• Exercise: Tally the lines in the records underneath that contain the string "text", and state the figure by itself.

• The data:
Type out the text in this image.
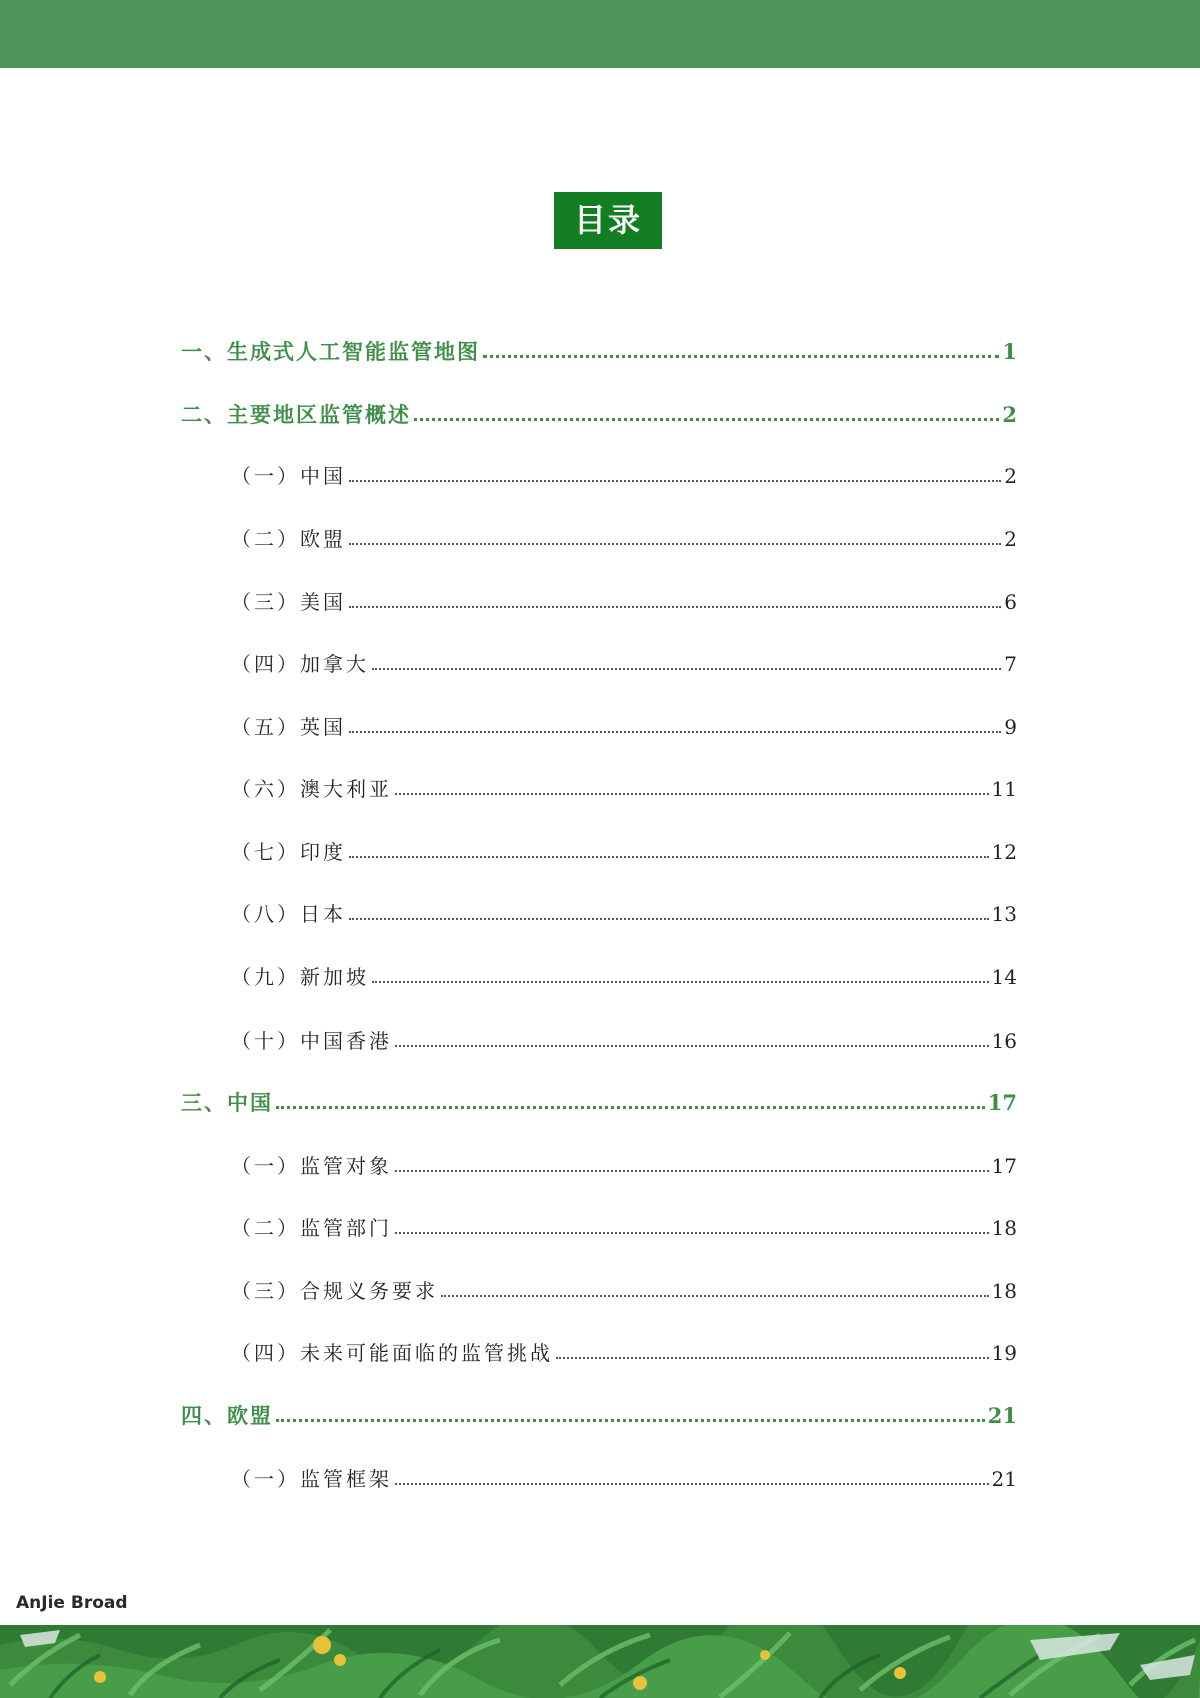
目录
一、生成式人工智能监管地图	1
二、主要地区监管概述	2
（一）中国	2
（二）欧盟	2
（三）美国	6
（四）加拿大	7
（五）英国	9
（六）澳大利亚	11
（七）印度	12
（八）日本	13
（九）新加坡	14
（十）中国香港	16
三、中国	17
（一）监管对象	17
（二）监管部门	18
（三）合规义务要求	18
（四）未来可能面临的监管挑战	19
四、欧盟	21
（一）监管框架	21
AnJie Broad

==

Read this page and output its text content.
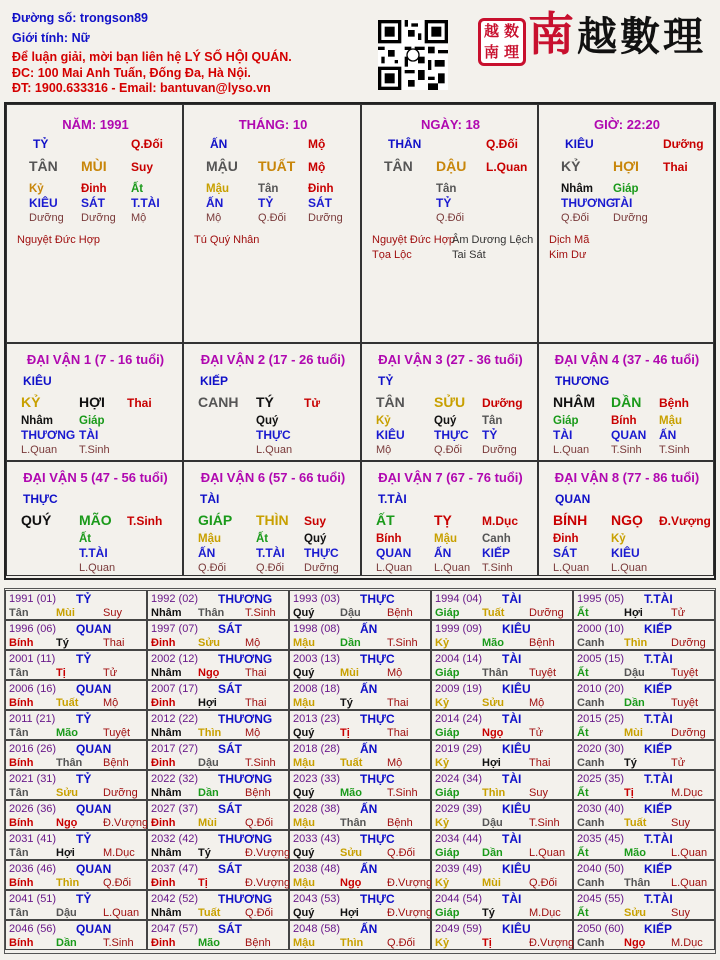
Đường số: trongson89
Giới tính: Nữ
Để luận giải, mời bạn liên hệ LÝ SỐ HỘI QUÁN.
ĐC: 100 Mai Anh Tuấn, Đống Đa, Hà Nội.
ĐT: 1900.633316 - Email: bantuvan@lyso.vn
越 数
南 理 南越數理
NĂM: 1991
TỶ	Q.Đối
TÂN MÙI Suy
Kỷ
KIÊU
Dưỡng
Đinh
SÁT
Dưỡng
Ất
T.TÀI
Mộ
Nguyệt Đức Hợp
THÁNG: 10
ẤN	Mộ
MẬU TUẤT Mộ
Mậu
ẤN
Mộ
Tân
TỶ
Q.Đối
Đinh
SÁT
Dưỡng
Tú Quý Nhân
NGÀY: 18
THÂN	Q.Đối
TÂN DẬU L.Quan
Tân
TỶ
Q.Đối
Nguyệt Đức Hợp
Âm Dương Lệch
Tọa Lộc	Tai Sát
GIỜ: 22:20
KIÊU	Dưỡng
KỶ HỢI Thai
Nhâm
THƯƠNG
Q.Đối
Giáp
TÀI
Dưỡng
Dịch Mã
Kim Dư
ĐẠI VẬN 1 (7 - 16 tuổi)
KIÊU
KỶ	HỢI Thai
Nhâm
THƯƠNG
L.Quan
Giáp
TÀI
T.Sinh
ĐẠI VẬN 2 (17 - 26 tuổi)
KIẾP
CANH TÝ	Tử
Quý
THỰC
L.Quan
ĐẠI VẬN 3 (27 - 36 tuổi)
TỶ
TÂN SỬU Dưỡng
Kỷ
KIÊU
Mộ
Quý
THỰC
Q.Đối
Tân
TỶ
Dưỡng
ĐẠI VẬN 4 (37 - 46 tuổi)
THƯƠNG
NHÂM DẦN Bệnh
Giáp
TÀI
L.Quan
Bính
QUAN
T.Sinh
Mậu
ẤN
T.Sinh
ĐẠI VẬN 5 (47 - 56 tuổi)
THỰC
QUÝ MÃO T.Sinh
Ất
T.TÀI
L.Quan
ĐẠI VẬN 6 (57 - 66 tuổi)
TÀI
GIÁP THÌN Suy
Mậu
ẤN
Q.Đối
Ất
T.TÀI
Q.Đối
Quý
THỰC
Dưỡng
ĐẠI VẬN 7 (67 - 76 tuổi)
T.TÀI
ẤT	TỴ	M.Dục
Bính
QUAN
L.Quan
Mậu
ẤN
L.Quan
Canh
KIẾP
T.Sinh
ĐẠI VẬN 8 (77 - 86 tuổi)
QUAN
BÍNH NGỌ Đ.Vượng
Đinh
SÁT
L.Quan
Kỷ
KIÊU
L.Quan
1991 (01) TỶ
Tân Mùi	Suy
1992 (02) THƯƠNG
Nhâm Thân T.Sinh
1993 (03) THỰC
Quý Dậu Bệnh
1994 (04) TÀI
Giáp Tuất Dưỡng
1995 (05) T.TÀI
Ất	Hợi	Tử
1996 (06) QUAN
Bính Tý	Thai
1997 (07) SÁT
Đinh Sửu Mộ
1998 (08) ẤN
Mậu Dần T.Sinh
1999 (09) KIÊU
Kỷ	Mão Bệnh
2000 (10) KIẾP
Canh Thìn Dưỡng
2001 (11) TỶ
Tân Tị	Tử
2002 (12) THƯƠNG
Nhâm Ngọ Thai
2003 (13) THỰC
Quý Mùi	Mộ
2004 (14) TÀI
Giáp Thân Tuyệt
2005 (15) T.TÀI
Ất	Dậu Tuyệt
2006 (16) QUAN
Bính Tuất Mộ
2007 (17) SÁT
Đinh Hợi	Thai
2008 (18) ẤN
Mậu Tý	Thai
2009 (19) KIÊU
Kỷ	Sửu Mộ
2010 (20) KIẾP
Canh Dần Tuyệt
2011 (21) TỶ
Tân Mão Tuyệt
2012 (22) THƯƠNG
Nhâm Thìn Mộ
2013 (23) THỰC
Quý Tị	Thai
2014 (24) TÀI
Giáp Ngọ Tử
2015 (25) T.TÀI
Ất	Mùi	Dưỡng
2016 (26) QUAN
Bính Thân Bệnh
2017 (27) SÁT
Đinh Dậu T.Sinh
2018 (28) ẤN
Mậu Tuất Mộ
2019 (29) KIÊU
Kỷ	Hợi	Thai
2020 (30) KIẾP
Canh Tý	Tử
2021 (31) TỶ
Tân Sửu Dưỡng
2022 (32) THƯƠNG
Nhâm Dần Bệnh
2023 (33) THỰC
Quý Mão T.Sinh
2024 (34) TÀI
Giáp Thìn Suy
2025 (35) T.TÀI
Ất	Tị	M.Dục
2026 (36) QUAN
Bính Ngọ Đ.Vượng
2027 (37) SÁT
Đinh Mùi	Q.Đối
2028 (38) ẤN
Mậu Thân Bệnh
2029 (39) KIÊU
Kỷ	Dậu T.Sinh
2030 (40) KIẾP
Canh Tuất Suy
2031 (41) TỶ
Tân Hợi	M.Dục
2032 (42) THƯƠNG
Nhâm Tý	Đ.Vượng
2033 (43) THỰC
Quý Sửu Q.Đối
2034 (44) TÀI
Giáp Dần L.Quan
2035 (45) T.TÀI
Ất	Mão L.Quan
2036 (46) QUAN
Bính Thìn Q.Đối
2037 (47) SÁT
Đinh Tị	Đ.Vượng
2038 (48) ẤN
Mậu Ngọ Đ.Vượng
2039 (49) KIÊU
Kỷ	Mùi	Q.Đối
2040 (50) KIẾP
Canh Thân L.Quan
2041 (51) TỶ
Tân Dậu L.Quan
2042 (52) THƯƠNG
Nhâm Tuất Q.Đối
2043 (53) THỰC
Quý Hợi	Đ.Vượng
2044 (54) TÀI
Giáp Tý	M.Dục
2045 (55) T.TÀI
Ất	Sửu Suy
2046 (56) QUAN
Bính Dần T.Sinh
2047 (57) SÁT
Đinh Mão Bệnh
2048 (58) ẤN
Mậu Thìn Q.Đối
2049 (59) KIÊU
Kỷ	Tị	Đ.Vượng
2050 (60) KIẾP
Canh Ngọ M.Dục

• Written response: 2